### EXERCISE DETAILS:
Search the material for the string "this" and copy each line where it occurs.
-- START OF RECORD SET --
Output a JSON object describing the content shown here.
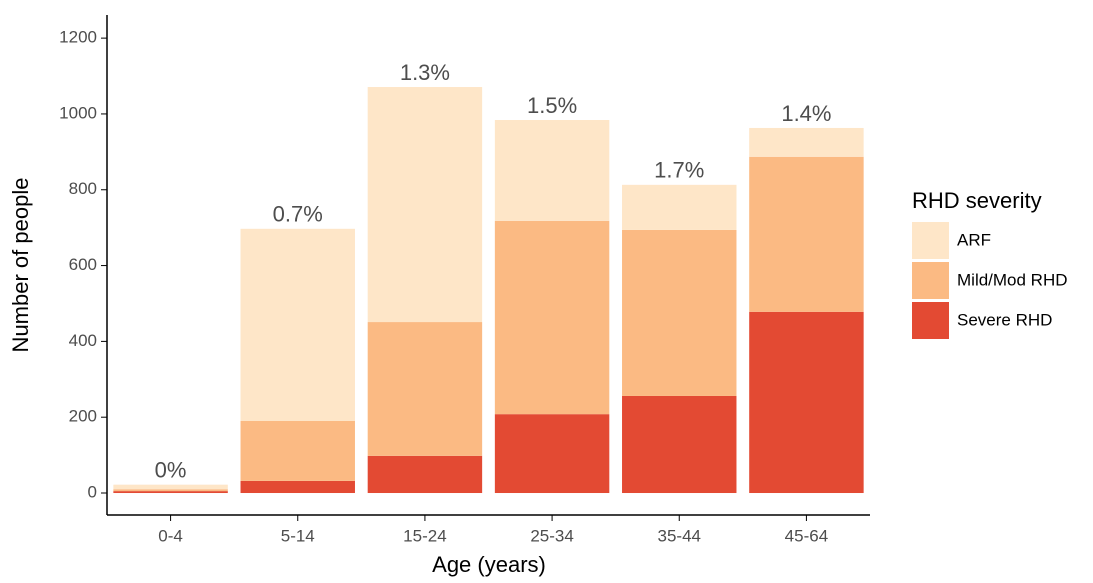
{
  "chart_data": {
    "type": "stacked_bar",
    "x_label": "Age (years)",
    "y_label": "Number of people",
    "legend_title": "RHD severity",
    "categories": [
      "0-4",
      "5-14",
      "15-24",
      "25-34",
      "35-44",
      "45-64"
    ],
    "series": [
      {
        "name": "ARF",
        "color": "#fee6c8",
        "values": [
          12,
          507,
          620,
          266,
          119,
          76
        ]
      },
      {
        "name": "Mild/Mod RHD",
        "color": "#fbba83",
        "values": [
          5,
          158,
          353,
          510,
          438,
          409
        ]
      },
      {
        "name": "Severe RHD",
        "color": "#e34a33",
        "values": [
          5,
          32,
          98,
          208,
          256,
          478
        ]
      }
    ],
    "annotations": [
      "0%",
      "0.7%",
      "1.3%",
      "1.5%",
      "1.7%",
      "1.4%"
    ],
    "ylim": [
      -58,
      1261
    ],
    "yticks": [
      0,
      200,
      400,
      600,
      800,
      1000,
      1200
    ],
    "legend": "right"
  }
}
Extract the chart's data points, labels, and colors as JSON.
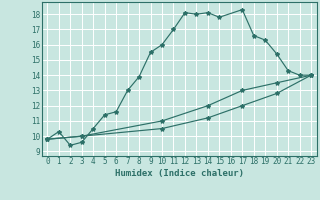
{
  "xlabel": "Humidex (Indice chaleur)",
  "bg_color": "#c8e6e0",
  "grid_color": "#ffffff",
  "line_color": "#2d7068",
  "xlim": [
    -0.5,
    23.5
  ],
  "ylim": [
    8.7,
    18.8
  ],
  "yticks": [
    9,
    10,
    11,
    12,
    13,
    14,
    15,
    16,
    17,
    18
  ],
  "xticks": [
    0,
    1,
    2,
    3,
    4,
    5,
    6,
    7,
    8,
    9,
    10,
    11,
    12,
    13,
    14,
    15,
    16,
    17,
    18,
    19,
    20,
    21,
    22,
    23
  ],
  "series": [
    {
      "x": [
        0,
        1,
        2,
        3,
        4,
        5,
        6,
        7,
        8,
        9,
        10,
        11,
        12,
        13,
        14,
        15,
        17,
        18,
        19,
        20,
        21,
        22,
        23
      ],
      "y": [
        9.8,
        10.3,
        9.4,
        9.6,
        10.5,
        11.4,
        11.6,
        13.0,
        13.9,
        15.5,
        16.0,
        17.0,
        18.1,
        18.0,
        18.1,
        17.8,
        18.3,
        16.6,
        16.3,
        15.4,
        14.3,
        14.0,
        14.0
      ]
    },
    {
      "x": [
        0,
        3,
        10,
        14,
        17,
        20,
        23
      ],
      "y": [
        9.8,
        10.0,
        11.0,
        12.0,
        13.0,
        13.5,
        14.0
      ]
    },
    {
      "x": [
        0,
        3,
        10,
        14,
        17,
        20,
        23
      ],
      "y": [
        9.8,
        10.0,
        10.5,
        11.2,
        12.0,
        12.8,
        14.0
      ]
    }
  ]
}
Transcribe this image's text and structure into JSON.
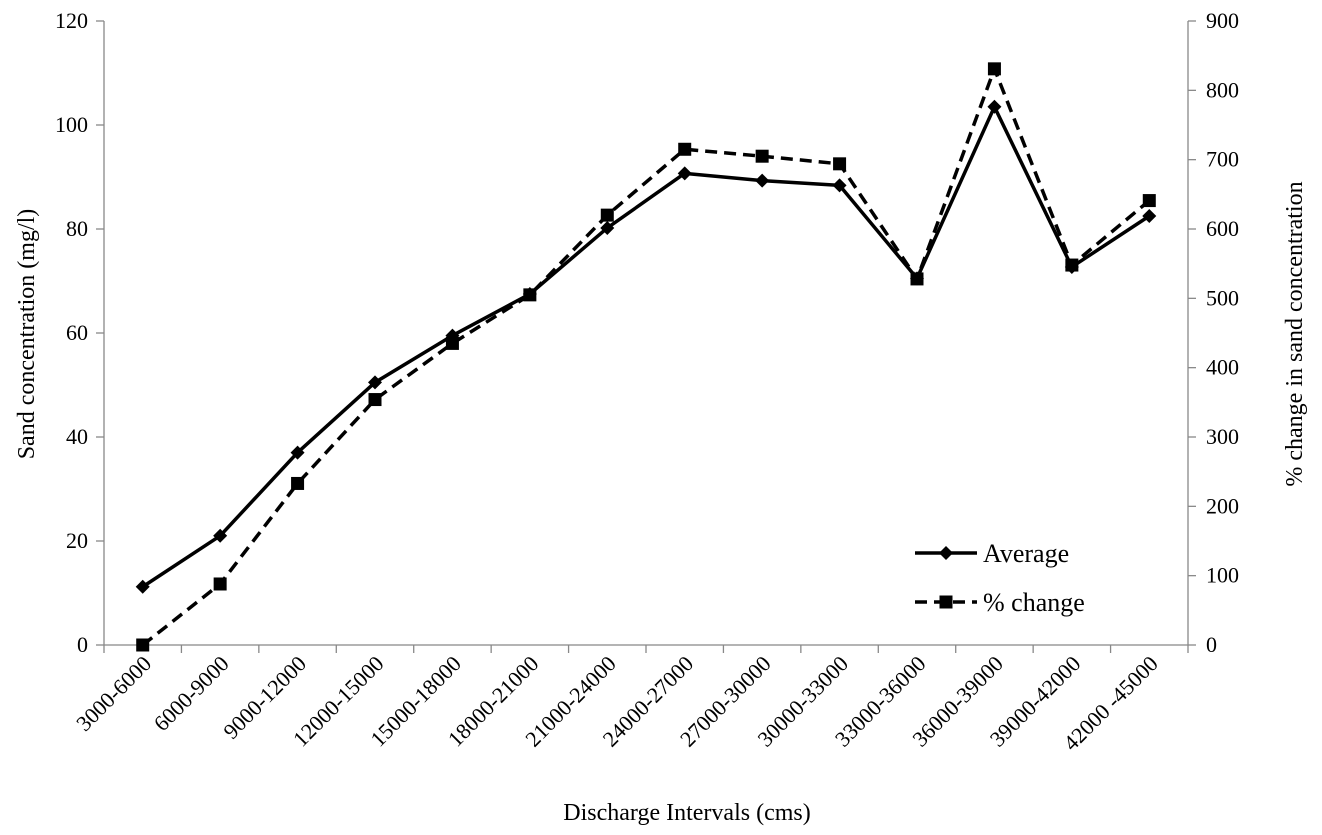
{
  "chart_data": {
    "type": "line",
    "categories": [
      "3000-6000",
      "6000-9000",
      "9000-12000",
      "12000-15000",
      "15000-18000",
      "18000-21000",
      "21000-24000",
      "24000-27000",
      "27000-30000",
      "30000-33000",
      "33000-36000",
      "36000-39000",
      "39000-42000",
      "42000 -45000"
    ],
    "series": [
      {
        "name": "Average",
        "axis": "left",
        "marker": "diamond",
        "line": "solid",
        "values": [
          11.2,
          21,
          37,
          50.5,
          59.5,
          67.5,
          80.2,
          90.7,
          89.3,
          88.4,
          70.5,
          103.5,
          72.7,
          82.5
        ]
      },
      {
        "name": "% change",
        "axis": "right",
        "marker": "square",
        "line": "dashed",
        "values": [
          0,
          88,
          233,
          354,
          435,
          505,
          620,
          715,
          705,
          694,
          528,
          831,
          548,
          641
        ]
      }
    ],
    "xlabel": "Discharge Intervals (cms)",
    "ylabel": "Sand concentration (mg/l)",
    "y2label": "% change in sand concentration",
    "ylim": [
      0,
      120
    ],
    "y2lim": [
      0,
      900
    ],
    "yticks": [
      "0",
      "20",
      "40",
      "60",
      "80",
      "100",
      "120"
    ],
    "y2ticks": [
      "0",
      "100",
      "200",
      "300",
      "400",
      "500",
      "600",
      "700",
      "800",
      "900"
    ],
    "grid": false,
    "legend_position": "bottom-right"
  }
}
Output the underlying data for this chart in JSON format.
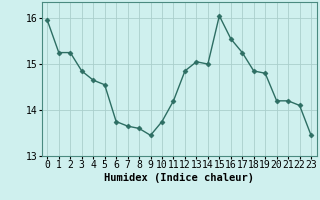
{
  "x": [
    0,
    1,
    2,
    3,
    4,
    5,
    6,
    7,
    8,
    9,
    10,
    11,
    12,
    13,
    14,
    15,
    16,
    17,
    18,
    19,
    20,
    21,
    22,
    23
  ],
  "y": [
    15.95,
    15.25,
    15.25,
    14.85,
    14.65,
    14.55,
    13.75,
    13.65,
    13.6,
    13.45,
    13.75,
    14.2,
    14.85,
    15.05,
    15.0,
    16.05,
    15.55,
    15.25,
    14.85,
    14.8,
    14.2,
    14.2,
    14.1,
    13.45
  ],
  "xlabel": "Humidex (Indice chaleur)",
  "ylabel": "",
  "ylim": [
    13.0,
    16.35
  ],
  "yticks": [
    13,
    14,
    15,
    16
  ],
  "xticks": [
    0,
    1,
    2,
    3,
    4,
    5,
    6,
    7,
    8,
    9,
    10,
    11,
    12,
    13,
    14,
    15,
    16,
    17,
    18,
    19,
    20,
    21,
    22,
    23
  ],
  "line_color": "#2d6e63",
  "marker": "D",
  "markersize": 2.5,
  "bg_color": "#cff0ee",
  "grid_color": "#aacfcc",
  "xlabel_fontsize": 7.5,
  "tick_fontsize": 7.0,
  "linewidth": 1.0
}
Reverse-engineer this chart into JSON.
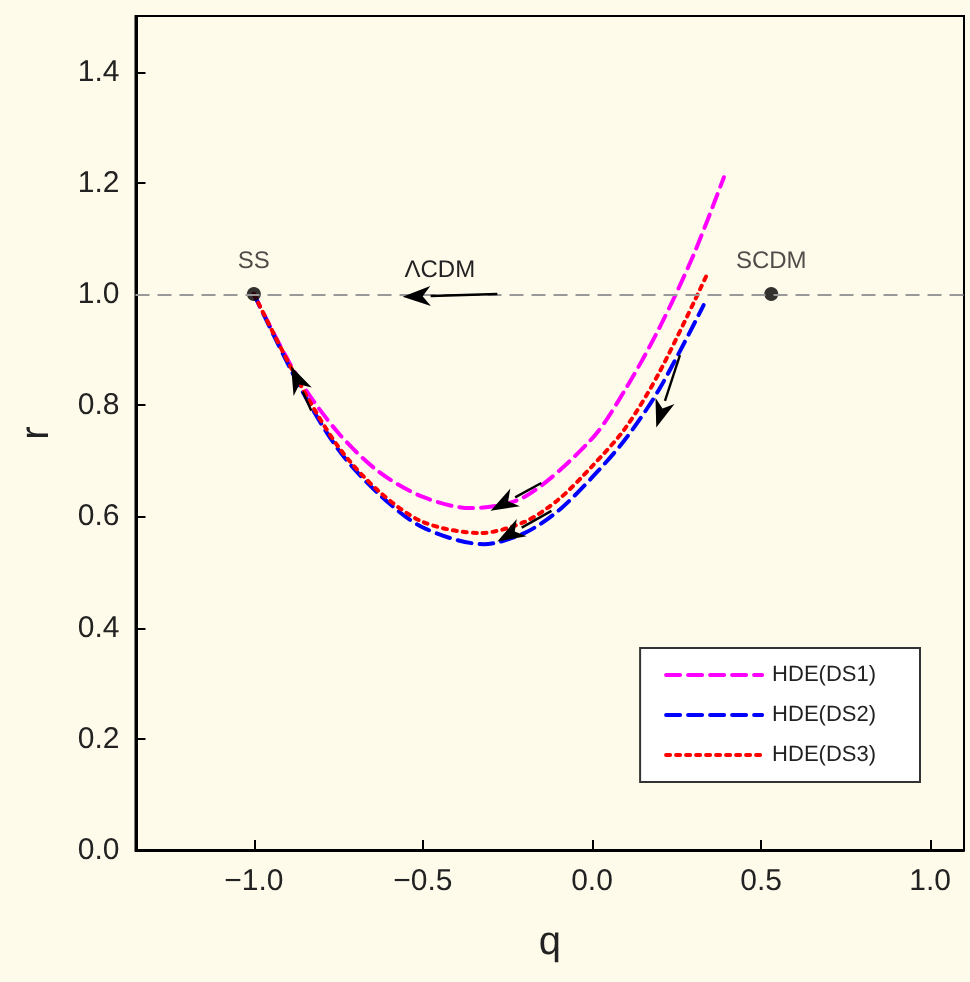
{
  "chart_data": {
    "type": "line",
    "xlabel": "q",
    "ylabel": "r",
    "xlim": [
      -1.35,
      1.1
    ],
    "ylim": [
      0,
      1.5
    ],
    "xticks": [
      {
        "value": -1,
        "label": "−1.0"
      },
      {
        "value": -0.5,
        "label": "−0.5"
      },
      {
        "value": 0,
        "label": "0.0"
      },
      {
        "value": 0.5,
        "label": "0.5"
      },
      {
        "value": 1,
        "label": "1.0"
      }
    ],
    "yticks": [
      {
        "value": 0,
        "label": "0.0"
      },
      {
        "value": 0.2,
        "label": "0.2"
      },
      {
        "value": 0.4,
        "label": "0.4"
      },
      {
        "value": 0.6,
        "label": "0.6"
      },
      {
        "value": 0.8,
        "label": "0.8"
      },
      {
        "value": 1,
        "label": "1.0"
      },
      {
        "value": 1.2,
        "label": "1.2"
      },
      {
        "value": 1.4,
        "label": "1.4"
      }
    ],
    "grid": false,
    "legend": "bottom right",
    "marker": "none",
    "series": [
      {
        "name": "HDE(DS1)",
        "color": "#ff00ff",
        "line_style": "dashed",
        "x": [
          -1,
          -0.87,
          -0.75,
          -0.63,
          -0.5,
          -0.36,
          -0.2,
          0,
          0.1,
          0.2,
          0.3,
          0.39
        ],
        "values": [
          1,
          0.85,
          0.75,
          0.68,
          0.635,
          0.615,
          0.635,
          0.74,
          0.83,
          0.94,
          1.07,
          1.21
        ]
      },
      {
        "name": "HDE(DS2)",
        "color": "#0000ff",
        "line_style": "dashed",
        "x": [
          -1,
          -0.87,
          -0.75,
          -0.63,
          -0.5,
          -0.32,
          -0.2,
          -0.1,
          0,
          0.1,
          0.2,
          0.33
        ],
        "values": [
          1,
          0.84,
          0.72,
          0.64,
          0.58,
          0.55,
          0.57,
          0.61,
          0.67,
          0.74,
          0.83,
          0.98
        ]
      },
      {
        "name": "HDE(DS3)",
        "color": "#ff0000",
        "line_style": "dotted",
        "x": [
          -1,
          -0.87,
          -0.75,
          -0.63,
          -0.5,
          -0.33,
          -0.2,
          -0.1,
          0,
          0.1,
          0.2,
          0.34
        ],
        "values": [
          1,
          0.845,
          0.725,
          0.645,
          0.59,
          0.57,
          0.59,
          0.63,
          0.69,
          0.76,
          0.86,
          1.035
        ]
      },
      {
        "type": "scatter",
        "color": "#000000",
        "marker": "circle",
        "x": [
          -1,
          0.53
        ],
        "values": [
          1,
          1
        ]
      }
    ],
    "ref_lines": [
      {
        "axis": "y",
        "value": 1,
        "color": "#999999",
        "line_style": "dashed"
      }
    ],
    "annotations": [
      {
        "text": "SS",
        "x": -1,
        "y": 1
      },
      {
        "text": "SCDM",
        "x": 0.53,
        "y": 1
      },
      "ΛCDM"
    ]
  }
}
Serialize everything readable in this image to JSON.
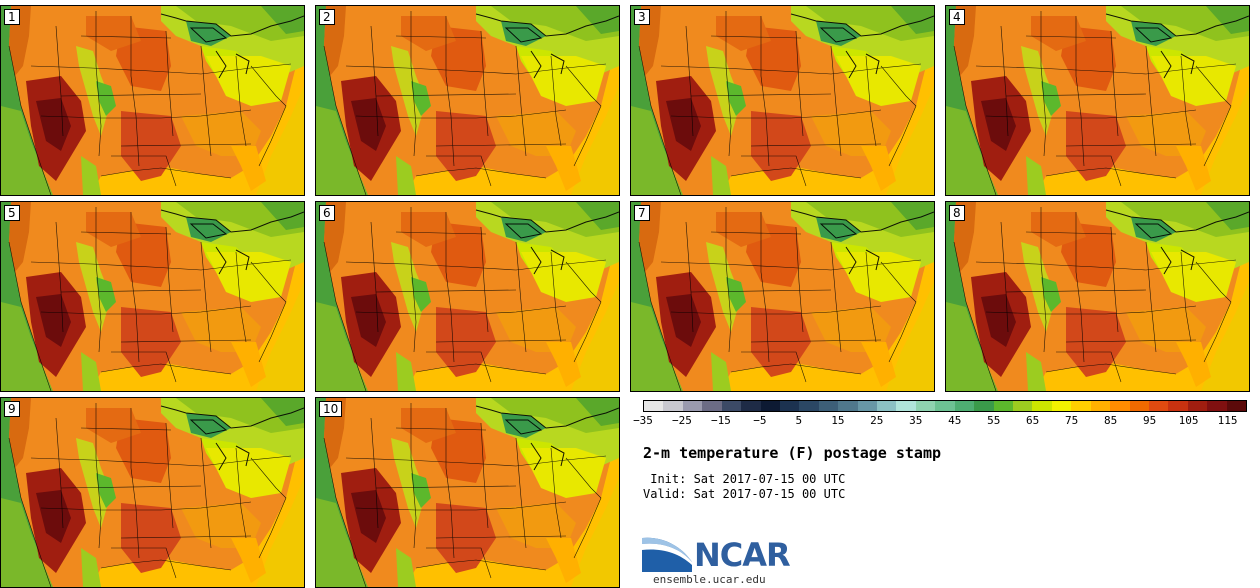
{
  "panels": [
    {
      "label": "1"
    },
    {
      "label": "2"
    },
    {
      "label": "3"
    },
    {
      "label": "4"
    },
    {
      "label": "5"
    },
    {
      "label": "6"
    },
    {
      "label": "7"
    },
    {
      "label": "8"
    },
    {
      "label": "9"
    },
    {
      "label": "10"
    }
  ],
  "colorbar": {
    "colors": [
      "#e6e6e6",
      "#c8c8cf",
      "#9a9aae",
      "#6c6c85",
      "#3c4a66",
      "#1e2b46",
      "#0d1a33",
      "#1c3250",
      "#2b4764",
      "#3d5f78",
      "#50788c",
      "#6897a6",
      "#8cc1c4",
      "#b0e4da",
      "#8fd3b0",
      "#6dc293",
      "#4eae72",
      "#3a9a4a",
      "#5cb82c",
      "#9ccc20",
      "#cce600",
      "#f2f200",
      "#ffd000",
      "#ffb000",
      "#ff8c00",
      "#f06a00",
      "#e04a10",
      "#c83210",
      "#a01e10",
      "#801010",
      "#5c0a0a"
    ],
    "tick_labels": [
      "−35",
      "−25",
      "−15",
      "−5",
      "5",
      "15",
      "25",
      "35",
      "45",
      "55",
      "65",
      "75",
      "85",
      "95",
      "105",
      "115"
    ]
  },
  "title": "2-m temperature (F) postage stamp",
  "init_line": " Init: Sat 2017-07-15 00 UTC",
  "valid_line": "Valid: Sat 2017-07-15 00 UTC",
  "logo": {
    "text": "NCAR"
  },
  "site": "ensemble.ucar.edu"
}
-- END OF RECORD SET --
### EXERCISE RESPONSE:
Transcribe this image's text and structure into JSON.
Output the underlying data for this chart in JSON format.
Reverse-engineer this chart into JSON.
Serialize everything readable in this image to JSON.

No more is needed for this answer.